GIVEN REQUEST: Report the count of lines below that include "الدعاء", without any other text.

RECORDS FOR PROCESSING:
----

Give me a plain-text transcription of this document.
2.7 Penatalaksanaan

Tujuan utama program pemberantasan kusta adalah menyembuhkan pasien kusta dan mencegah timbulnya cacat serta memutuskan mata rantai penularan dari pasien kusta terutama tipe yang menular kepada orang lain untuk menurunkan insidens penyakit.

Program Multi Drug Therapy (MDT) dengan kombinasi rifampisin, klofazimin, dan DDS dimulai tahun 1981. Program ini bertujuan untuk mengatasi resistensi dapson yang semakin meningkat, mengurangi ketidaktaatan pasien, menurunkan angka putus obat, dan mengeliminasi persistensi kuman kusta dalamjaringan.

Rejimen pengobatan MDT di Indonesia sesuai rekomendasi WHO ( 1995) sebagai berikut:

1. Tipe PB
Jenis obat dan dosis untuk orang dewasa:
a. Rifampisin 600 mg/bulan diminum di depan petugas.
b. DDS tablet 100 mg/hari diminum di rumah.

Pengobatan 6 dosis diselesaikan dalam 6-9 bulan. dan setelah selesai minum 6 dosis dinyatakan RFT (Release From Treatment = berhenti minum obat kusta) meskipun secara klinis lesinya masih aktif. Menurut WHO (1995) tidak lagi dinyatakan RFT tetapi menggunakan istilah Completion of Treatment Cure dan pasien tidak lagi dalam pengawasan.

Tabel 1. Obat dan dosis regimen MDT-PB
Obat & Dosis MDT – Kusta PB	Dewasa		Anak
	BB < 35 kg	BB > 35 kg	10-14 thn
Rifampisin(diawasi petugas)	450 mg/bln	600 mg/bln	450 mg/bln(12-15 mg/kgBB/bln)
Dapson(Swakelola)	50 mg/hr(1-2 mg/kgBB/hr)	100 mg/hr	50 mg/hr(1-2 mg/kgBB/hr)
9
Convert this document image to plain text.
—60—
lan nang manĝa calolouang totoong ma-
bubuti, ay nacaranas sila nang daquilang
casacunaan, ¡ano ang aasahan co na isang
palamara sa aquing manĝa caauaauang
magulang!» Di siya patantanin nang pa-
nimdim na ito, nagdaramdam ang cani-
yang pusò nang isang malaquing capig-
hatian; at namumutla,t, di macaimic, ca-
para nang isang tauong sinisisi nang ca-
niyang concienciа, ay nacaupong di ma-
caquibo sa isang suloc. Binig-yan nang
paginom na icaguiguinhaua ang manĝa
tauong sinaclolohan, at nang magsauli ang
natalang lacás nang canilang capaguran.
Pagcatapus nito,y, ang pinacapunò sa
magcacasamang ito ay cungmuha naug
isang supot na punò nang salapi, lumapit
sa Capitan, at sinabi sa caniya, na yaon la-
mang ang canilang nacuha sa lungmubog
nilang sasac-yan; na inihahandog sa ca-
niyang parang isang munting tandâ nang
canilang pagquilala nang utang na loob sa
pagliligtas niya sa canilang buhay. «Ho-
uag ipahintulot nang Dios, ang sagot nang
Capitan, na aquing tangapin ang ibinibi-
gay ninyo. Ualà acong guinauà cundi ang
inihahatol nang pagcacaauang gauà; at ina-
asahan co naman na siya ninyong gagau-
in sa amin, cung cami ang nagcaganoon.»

----

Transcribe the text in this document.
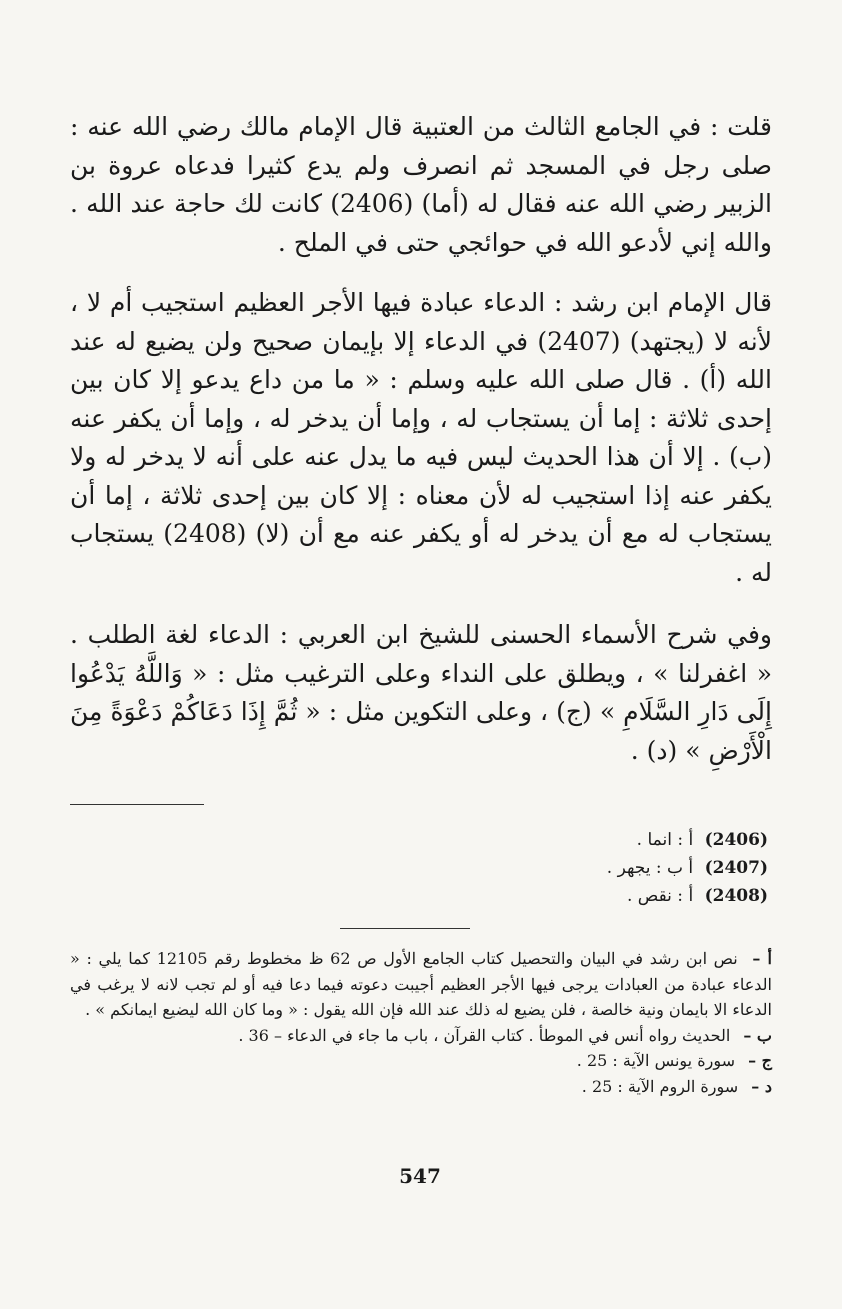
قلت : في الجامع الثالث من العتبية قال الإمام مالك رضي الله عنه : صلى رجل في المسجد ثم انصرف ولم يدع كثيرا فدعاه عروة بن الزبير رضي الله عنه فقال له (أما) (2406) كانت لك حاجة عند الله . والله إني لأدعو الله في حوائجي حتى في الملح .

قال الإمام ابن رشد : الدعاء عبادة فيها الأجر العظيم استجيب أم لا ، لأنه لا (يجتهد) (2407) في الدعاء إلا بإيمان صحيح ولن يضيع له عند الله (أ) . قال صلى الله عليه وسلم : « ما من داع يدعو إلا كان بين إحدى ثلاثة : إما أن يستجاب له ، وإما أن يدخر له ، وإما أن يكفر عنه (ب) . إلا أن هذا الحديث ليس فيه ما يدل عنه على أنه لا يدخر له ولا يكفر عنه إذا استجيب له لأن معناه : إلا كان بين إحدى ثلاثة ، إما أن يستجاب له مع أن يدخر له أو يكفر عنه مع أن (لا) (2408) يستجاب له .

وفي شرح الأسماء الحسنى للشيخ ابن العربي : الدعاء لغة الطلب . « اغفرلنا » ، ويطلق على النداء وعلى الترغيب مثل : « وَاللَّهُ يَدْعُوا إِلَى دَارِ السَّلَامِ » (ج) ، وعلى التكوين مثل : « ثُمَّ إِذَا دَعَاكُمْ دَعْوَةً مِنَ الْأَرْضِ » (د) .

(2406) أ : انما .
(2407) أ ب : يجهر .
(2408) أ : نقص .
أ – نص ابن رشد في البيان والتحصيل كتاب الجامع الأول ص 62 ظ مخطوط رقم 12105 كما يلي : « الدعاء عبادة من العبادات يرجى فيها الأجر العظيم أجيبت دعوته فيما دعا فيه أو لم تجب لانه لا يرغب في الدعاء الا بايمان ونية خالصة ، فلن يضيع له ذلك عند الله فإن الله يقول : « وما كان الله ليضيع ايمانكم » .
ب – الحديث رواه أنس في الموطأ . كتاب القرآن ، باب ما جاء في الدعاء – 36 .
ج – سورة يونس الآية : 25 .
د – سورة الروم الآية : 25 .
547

----

TASK SOLUTION: 4